La tragedia que vivimos no ha tenido el efecto positivo de unirnos, sino la triste secuela de separarnos. El coronavirus ha alimentado al virus del odio que ya se enseñoreaba entre nosotros antes de la enfermedad y nos ha hecho más vulnerables, al contrario de lo que en la primavera pasada anunció el presidente del Gobierno, con más voluntad política que de descripción de la realidad.

También ha puesto en cuestión nuestro sistema de funcionamiento. En un primer momento, Moncloa decidió asumir todo el poder con el decreto de mando único. La experiencia fue tan sufrida que en verano optó por hacer lo contrario, con el objetivo de que las consecuencias políticas que tuviera gestionar la pandemia se repartieran entre todos los partidos con responsabilidades de gobierno en las comunidades autónomas. Pedro Sánchez se había cansado de ser el palo que aguantaba la vela, porque la vela pesaba demasiado. Pero la cogobernanza no ha demostrado ser más eficaz y hemos asistido a diecisiete maneras, todas ellas discutibles, de tomar decisiones y aplicarlas. Y, por supuesto, condicionado por ese estilo tan español de hacer política contra alguien y no a favor de todos. Porque en España la política está por encima de nuestras posibilidades. Sobra politiquería y faltan datos fiables.

En este año de pandemia hemos visto cómo se han manejado las cifras con una voluntad manifiesta de maquillar la verdad. La contabilización de los fallecimientos se realizaba al margen de las indicaciones de la Organización Mundial de la Salud, con lo que se pretendía rebajar la magnitud real de la tragedia, en el intento de que España no encabezara cada día el ranking global de muertos según su población.

Pero nada de esto debería ser alimento para fanáticos. Porque el error en la gestión de la pandemia es transversal. Lo ha sido en España, a la vista de las decisiones que se han adoptado en los diecisiete «estaditos» que componen nuestro país. Lo ha sido en el Reino Unido, gobernado por un conservador, o en Suecia, gobernada por un socialdemócrata, que al principio aspiraron a que sus compatriotas se contagiaran masivamente y cuanto antes para crear una inmunidad que no se ha producido, y cuyo resultado ha sido igualmente dramático. Se equivocó el independiente italiano Giuseppe Conte tanto como el centrista francés Emmanuel Macron o el totalitario ruso Vladimir Putin. Y llevaron el error hasta el absurdo el extravagante brasileño Jair Bolsonaro, su espejo mejicano López Obrador o Donald Trump, que está –estuvo– en otra categoría. Los tres negaron el problema sanitario, los tres se contagiaron, los tres decidieron especular con las medidas y los tres llevaron a sus países al límite de lo soportable. Trump, incluso, consiguió el ridículo honor de que en Estados Unidos se pudiera conocer la ideología de cada ciudadano, porque los demócratas se ponían la mascarilla y los republicanos, no. Ahora, Trump juega al golf en Florida.

_ _ _ _ _ _ _

Problemas y tareas:
**A.** Enumera, por favor, todos los dirigentes políticos que el texto sobre la pandemia menciona por su nombre.
**B.** Según el texto sobre la pandemia, ¿con qué decreto asumió Moncloa todo el poder en un primer momento?
**C.** Indica si cada afirmación concuerda con el texto sobre la pandemia: (i) El recuento de fallecidos en España siguió las indicaciones de la Organización Mundial de la Salud. (ii) Bolsonaro, López Obrador y Trump se contagiaron. (iii) La cogobernanza resultó más eficaz que el mando único.

_ _ _ _ _ _ _

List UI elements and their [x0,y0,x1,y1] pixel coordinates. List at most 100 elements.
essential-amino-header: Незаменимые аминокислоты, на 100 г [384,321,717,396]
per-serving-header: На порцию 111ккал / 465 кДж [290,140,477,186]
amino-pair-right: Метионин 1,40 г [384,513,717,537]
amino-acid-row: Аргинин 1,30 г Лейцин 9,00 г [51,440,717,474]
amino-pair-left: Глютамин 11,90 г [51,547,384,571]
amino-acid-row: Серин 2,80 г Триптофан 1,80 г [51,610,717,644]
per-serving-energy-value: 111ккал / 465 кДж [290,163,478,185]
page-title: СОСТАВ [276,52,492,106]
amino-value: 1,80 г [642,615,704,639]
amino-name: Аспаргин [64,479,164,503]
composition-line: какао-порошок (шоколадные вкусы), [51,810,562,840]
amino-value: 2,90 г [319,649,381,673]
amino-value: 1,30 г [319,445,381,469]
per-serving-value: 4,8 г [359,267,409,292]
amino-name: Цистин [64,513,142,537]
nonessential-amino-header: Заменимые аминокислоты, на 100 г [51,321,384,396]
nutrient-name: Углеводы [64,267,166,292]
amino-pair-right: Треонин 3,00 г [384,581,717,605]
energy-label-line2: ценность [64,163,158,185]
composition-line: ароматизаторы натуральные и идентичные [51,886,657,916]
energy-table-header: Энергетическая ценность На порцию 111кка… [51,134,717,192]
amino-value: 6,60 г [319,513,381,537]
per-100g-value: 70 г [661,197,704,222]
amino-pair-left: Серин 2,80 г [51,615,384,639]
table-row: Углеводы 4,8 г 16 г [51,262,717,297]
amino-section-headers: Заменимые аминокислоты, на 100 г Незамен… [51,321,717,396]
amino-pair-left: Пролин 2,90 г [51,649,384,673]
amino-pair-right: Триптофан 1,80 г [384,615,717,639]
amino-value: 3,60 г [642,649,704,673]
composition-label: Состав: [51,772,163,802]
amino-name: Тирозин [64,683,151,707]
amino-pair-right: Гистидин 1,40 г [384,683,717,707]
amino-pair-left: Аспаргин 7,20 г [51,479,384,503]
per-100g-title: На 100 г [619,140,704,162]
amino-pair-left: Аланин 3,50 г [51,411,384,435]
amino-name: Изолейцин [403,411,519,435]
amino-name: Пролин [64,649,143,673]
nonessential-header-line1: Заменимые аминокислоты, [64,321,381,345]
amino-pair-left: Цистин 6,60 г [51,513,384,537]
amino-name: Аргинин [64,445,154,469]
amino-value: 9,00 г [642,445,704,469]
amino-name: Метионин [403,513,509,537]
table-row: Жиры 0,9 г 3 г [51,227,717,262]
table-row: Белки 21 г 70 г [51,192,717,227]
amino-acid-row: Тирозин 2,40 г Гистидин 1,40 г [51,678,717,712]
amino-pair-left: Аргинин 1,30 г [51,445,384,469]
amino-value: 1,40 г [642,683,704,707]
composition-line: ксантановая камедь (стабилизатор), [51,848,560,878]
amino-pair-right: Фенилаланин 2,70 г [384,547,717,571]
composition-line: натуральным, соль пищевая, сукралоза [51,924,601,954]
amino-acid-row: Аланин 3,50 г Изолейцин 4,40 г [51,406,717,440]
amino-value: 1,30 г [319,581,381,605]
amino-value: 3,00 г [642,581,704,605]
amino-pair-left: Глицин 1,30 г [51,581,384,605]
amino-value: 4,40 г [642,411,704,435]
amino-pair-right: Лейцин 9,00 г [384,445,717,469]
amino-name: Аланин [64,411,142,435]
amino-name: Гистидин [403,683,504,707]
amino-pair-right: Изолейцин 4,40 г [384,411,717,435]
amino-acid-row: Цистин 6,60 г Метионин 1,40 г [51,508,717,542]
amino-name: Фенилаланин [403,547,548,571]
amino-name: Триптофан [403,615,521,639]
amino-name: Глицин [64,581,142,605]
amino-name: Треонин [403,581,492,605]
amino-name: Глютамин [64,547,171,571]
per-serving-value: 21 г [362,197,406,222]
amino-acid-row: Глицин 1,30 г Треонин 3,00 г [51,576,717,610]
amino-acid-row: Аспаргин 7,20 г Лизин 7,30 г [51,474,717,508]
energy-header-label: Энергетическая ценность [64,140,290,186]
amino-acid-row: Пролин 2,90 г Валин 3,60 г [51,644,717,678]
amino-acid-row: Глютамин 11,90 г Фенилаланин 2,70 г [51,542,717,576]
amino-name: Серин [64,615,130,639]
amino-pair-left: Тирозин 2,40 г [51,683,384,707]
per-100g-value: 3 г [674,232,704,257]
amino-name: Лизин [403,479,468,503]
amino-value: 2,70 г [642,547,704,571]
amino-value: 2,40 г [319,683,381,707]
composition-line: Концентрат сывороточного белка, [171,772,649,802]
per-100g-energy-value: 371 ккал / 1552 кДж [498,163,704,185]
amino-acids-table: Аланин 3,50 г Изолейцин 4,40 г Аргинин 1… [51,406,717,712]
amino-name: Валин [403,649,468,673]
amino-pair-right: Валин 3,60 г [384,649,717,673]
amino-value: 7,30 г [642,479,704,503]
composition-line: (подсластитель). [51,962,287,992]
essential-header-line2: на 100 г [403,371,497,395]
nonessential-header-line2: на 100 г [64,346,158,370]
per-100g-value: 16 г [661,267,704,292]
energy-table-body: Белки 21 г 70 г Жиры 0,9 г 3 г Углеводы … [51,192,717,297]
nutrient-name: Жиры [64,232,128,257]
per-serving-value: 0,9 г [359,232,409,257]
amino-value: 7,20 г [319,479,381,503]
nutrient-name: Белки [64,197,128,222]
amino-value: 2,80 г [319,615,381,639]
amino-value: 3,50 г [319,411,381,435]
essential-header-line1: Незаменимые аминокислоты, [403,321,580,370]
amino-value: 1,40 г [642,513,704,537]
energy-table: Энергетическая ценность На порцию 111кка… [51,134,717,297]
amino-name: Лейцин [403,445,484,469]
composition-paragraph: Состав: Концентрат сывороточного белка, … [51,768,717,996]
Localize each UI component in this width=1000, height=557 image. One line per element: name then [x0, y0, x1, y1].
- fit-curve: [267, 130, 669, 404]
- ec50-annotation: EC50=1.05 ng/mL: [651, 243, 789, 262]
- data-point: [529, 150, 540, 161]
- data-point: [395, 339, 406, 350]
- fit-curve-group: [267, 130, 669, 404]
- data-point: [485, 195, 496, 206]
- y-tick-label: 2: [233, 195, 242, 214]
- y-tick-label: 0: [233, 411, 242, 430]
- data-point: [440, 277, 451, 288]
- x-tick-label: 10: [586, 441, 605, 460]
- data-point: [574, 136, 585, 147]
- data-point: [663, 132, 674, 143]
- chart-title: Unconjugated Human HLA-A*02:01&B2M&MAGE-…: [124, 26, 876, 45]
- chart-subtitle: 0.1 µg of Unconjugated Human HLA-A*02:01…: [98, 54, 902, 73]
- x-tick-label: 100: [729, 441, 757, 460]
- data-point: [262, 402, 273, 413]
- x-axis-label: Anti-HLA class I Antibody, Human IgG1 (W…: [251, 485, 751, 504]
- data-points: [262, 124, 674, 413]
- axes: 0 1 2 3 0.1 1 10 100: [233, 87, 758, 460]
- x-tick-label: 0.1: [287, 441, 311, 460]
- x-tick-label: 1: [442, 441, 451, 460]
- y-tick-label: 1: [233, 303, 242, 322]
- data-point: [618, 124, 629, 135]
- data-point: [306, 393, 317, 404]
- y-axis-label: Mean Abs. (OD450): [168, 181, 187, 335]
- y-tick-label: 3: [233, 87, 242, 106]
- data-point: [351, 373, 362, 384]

_ _ _ _ _ _ _

Respuestas por número:
**A.** Pedro Sánchez, Giuseppe Conte, Emmanuel Macron, Vladimir Putin, Jair Bolsonaro, López Obrador y Donald Trump.

**B.** Con el decreto de mando único.

**C.**
(i) No: «La contabilización de los fallecimientos se realizaba al margen de las indicaciones de la Organización Mundial de la Salud».
(ii) Sí: «los tres se contagiaron».
(iii) No: «la cogobernanza no ha demostrado ser más eficaz».